**What is asked**
Look through the records that follow. Copy every line containing the word "newsletter".

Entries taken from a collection
— Begin —
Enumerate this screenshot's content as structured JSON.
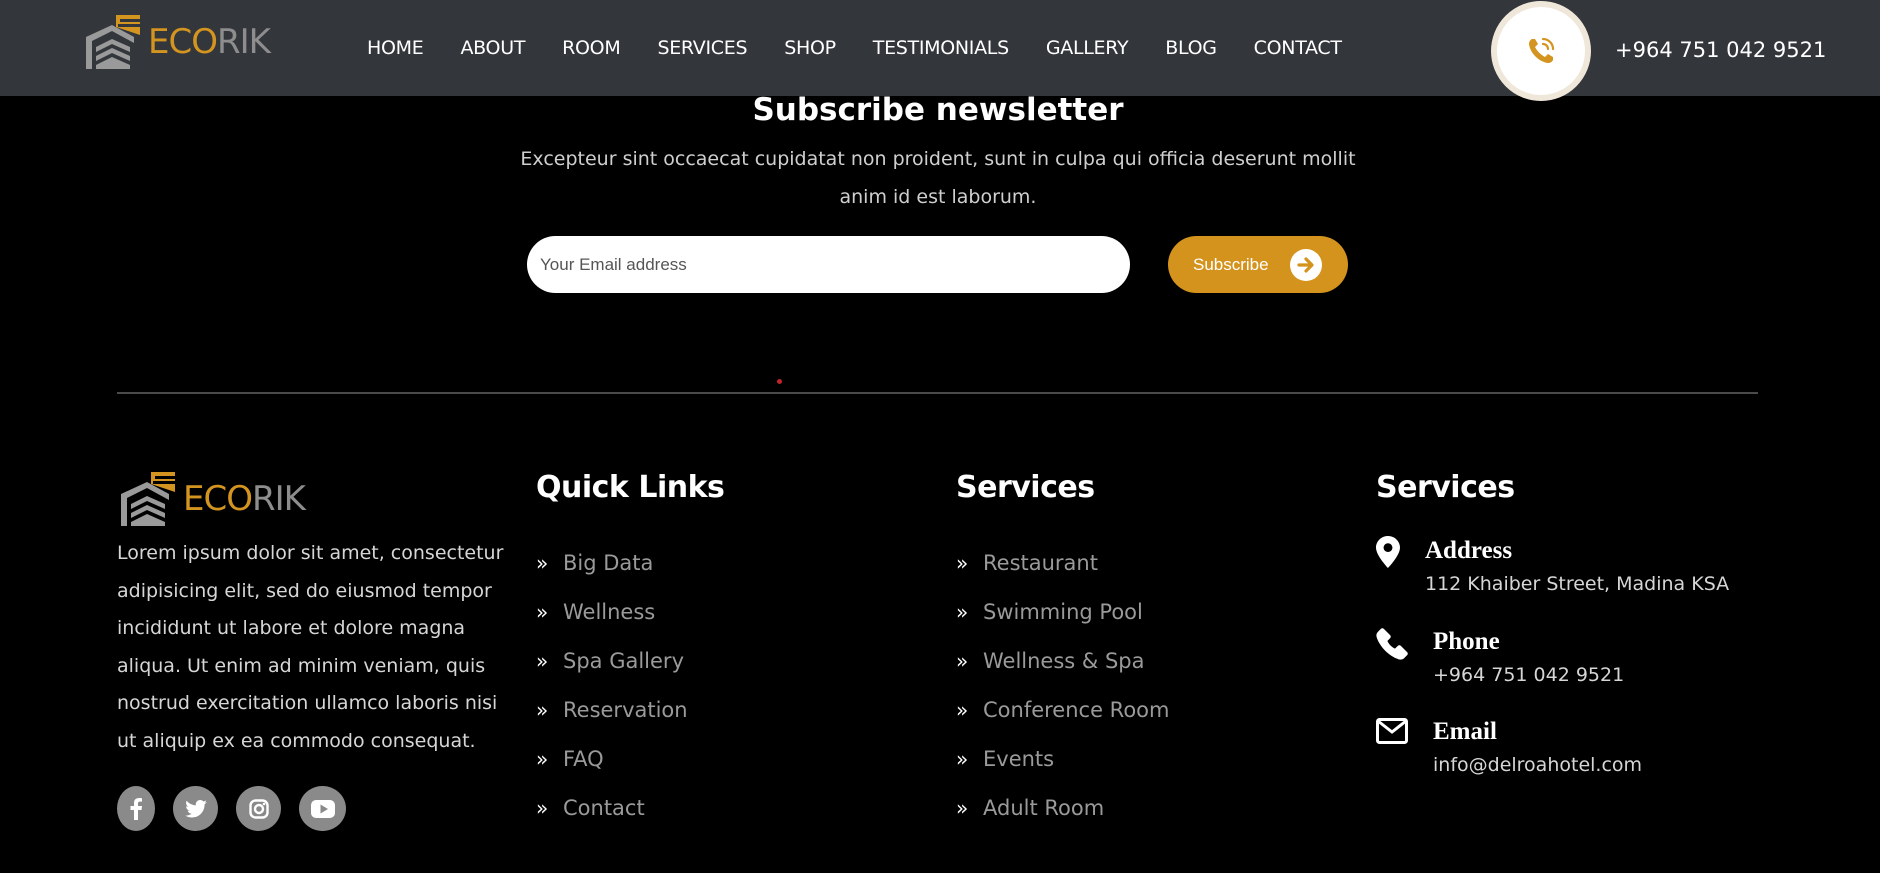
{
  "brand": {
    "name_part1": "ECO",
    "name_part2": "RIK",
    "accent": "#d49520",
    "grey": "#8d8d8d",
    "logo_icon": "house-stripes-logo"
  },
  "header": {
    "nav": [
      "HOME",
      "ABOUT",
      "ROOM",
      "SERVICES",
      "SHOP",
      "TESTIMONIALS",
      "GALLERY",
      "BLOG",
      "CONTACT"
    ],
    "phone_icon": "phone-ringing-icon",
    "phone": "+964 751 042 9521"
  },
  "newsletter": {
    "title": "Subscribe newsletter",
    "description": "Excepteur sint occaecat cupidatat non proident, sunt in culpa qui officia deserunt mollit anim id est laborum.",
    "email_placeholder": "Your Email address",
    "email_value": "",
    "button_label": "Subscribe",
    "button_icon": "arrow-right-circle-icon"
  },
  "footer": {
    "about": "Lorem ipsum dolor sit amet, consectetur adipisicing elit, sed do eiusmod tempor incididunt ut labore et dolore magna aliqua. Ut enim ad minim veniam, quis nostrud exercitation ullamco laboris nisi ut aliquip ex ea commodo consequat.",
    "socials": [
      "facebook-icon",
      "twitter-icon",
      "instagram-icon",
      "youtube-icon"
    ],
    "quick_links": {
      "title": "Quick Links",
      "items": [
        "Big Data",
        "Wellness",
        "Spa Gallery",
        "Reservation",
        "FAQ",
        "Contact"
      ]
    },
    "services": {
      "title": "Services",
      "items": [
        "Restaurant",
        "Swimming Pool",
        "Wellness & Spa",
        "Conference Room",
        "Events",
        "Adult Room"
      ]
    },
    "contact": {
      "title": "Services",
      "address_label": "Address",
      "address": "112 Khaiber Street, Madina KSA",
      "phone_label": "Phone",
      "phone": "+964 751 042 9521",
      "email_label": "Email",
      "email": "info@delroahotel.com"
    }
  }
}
— End —
**Answer to this task**
  "newsletter": {
    "title": "Subscribe newsletter",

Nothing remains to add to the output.